REQUIREMENT: Each line of the material below should be reproduced exactly.

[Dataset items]
>> begin

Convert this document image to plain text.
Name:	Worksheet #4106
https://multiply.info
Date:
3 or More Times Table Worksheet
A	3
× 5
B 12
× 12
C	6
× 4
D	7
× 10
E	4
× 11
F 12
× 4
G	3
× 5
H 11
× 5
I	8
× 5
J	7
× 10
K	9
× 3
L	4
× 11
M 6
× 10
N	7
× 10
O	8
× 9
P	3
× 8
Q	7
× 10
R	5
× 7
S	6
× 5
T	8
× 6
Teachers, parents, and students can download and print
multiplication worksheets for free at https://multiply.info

>> end

ANSWER FOR THIS EXERCISE:
Convert this document image to plain text.
Name:	Worksheet #4106
https://multiply.info
Date:
3 or More Times Table Worksheet
A	3
× 5
B 12
× 12
C	6
× 4
D	7
× 10
E	4
× 11
F 12
× 4
G	3
× 5
H 11
× 5
I	8
× 5
J	7
× 10
K	9
× 3
L	4
× 11
M 6
× 10
N	7
× 10
O	8
× 9
P	3
× 8
Q	7
× 10
R	5
× 7
S	6
× 5
T	8
× 6
Teachers, parents, and students can download and print
multiplication worksheets for free at https://multiply.info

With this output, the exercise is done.